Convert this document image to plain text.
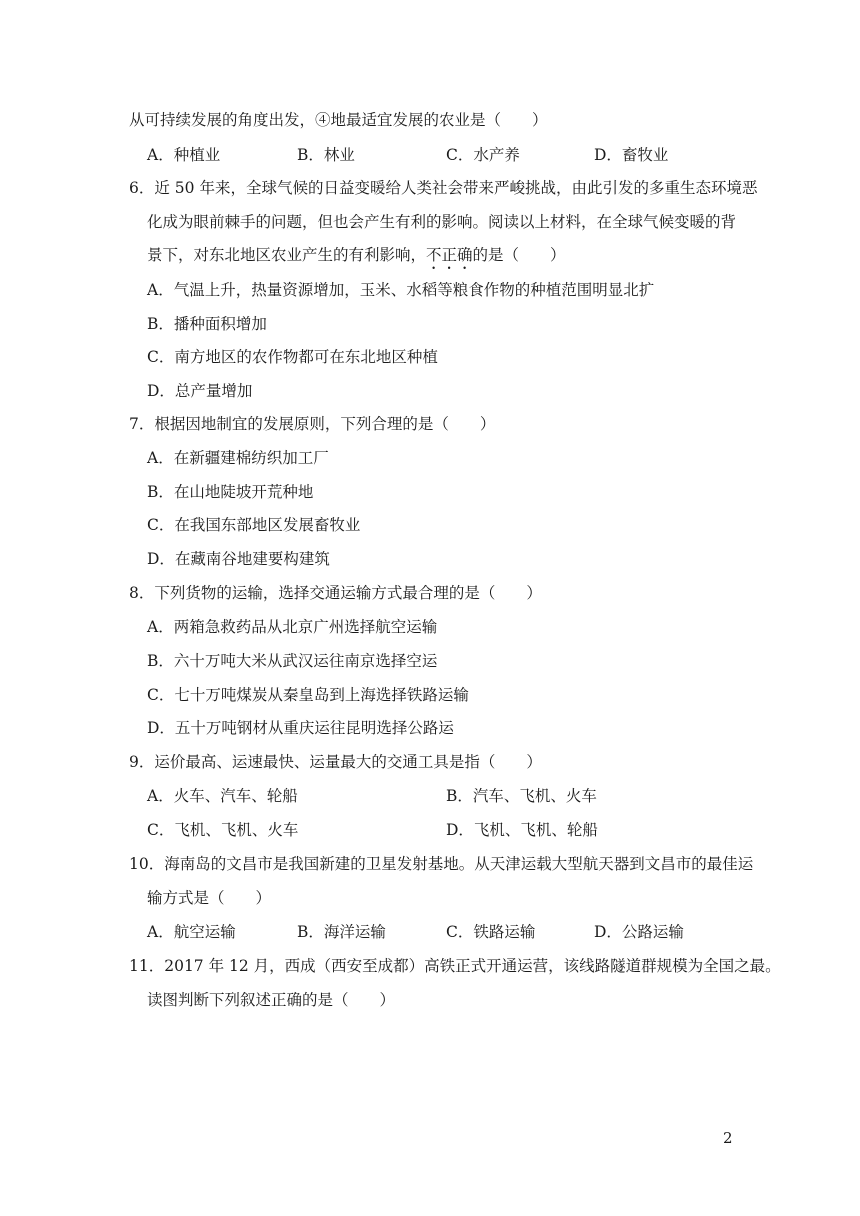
从可持续发展的角度出发，④地最适宜发展的农业是（　　）
A．种植业	B．林业	C．水产养	D．畜牧业
6．近 50 年来，全球气候的日益变暖给人类社会带来严峻挑战，由此引发的多重生态环境恶
化成为眼前棘手的问题，但也会产生有利的影响。阅读以上材料，在全球气候变暖的背
景下，对东北地区农业产生的有利影响，不正确的是（　　）
A．气温上升，热量资源增加，玉米、水稻等粮食作物的种植范围明显北扩
B．播种面积增加
C．南方地区的农作物都可在东北地区种植
D．总产量增加
7．根据因地制宜的发展原则，下列合理的是（　　）
A．在新疆建棉纺织加工厂
B．在山地陡坡开荒种地
C．在我国东部地区发展畜牧业
D．在藏南谷地建要构建筑
8．下列货物的运输，选择交通运输方式最合理的是（　　）
A．两箱急救药品从北京广州选择航空运输
B．六十万吨大米从武汉运往南京选择空运
C．七十万吨煤炭从秦皇岛到上海选择铁路运输
D．五十万吨钢材从重庆运往昆明选择公路运
9．运价最高、运速最快、运量最大的交通工具是指（　　）
A．火车、汽车、轮船	B．汽车、飞机、火车
C．飞机、飞机、火车	D．飞机、飞机、轮船
10．海南岛的文昌市是我国新建的卫星发射基地。从天津运载大型航天器到文昌市的最佳运
输方式是（　　）
A．航空运输	B．海洋运输	C．铁路运输	D．公路运输
11．2017 年 12 月，西成（西安至成都）高铁正式开通运营，该线路隧道群规模为全国之最。
读图判断下列叙述正确的是（　　）
2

────

### Your instructions
Give back every line exactly as it stands, pictures excluded.

### Full response
Convert this document image to plain text.
从可持续发展的角度出发，④地最适宜发展的农业是（　　）
A．种植业	B．林业	C．水产养	D．畜牧业
6．近 50 年来，全球气候的日益变暖给人类社会带来严峻挑战，由此引发的多重生态环境恶
化成为眼前棘手的问题，但也会产生有利的影响。阅读以上材料，在全球气候变暖的背
景下，对东北地区农业产生的有利影响，不正确的是（　　）
A．气温上升，热量资源增加，玉米、水稻等粮食作物的种植范围明显北扩
B．播种面积增加
C．南方地区的农作物都可在东北地区种植
D．总产量增加
7．根据因地制宜的发展原则，下列合理的是（　　）
A．在新疆建棉纺织加工厂
B．在山地陡坡开荒种地
C．在我国东部地区发展畜牧业
D．在藏南谷地建要构建筑
8．下列货物的运输，选择交通运输方式最合理的是（　　）
A．两箱急救药品从北京广州选择航空运输
B．六十万吨大米从武汉运往南京选择空运
C．七十万吨煤炭从秦皇岛到上海选择铁路运输
D．五十万吨钢材从重庆运往昆明选择公路运
9．运价最高、运速最快、运量最大的交通工具是指（　　）
A．火车、汽车、轮船	B．汽车、飞机、火车
C．飞机、飞机、火车	D．飞机、飞机、轮船
10．海南岛的文昌市是我国新建的卫星发射基地。从天津运载大型航天器到文昌市的最佳运
输方式是（　　）
A．航空运输	B．海洋运输	C．铁路运输	D．公路运输
11．2017 年 12 月，西成（西安至成都）高铁正式开通运营，该线路隧道群规模为全国之最。
读图判断下列叙述正确的是（　　）
2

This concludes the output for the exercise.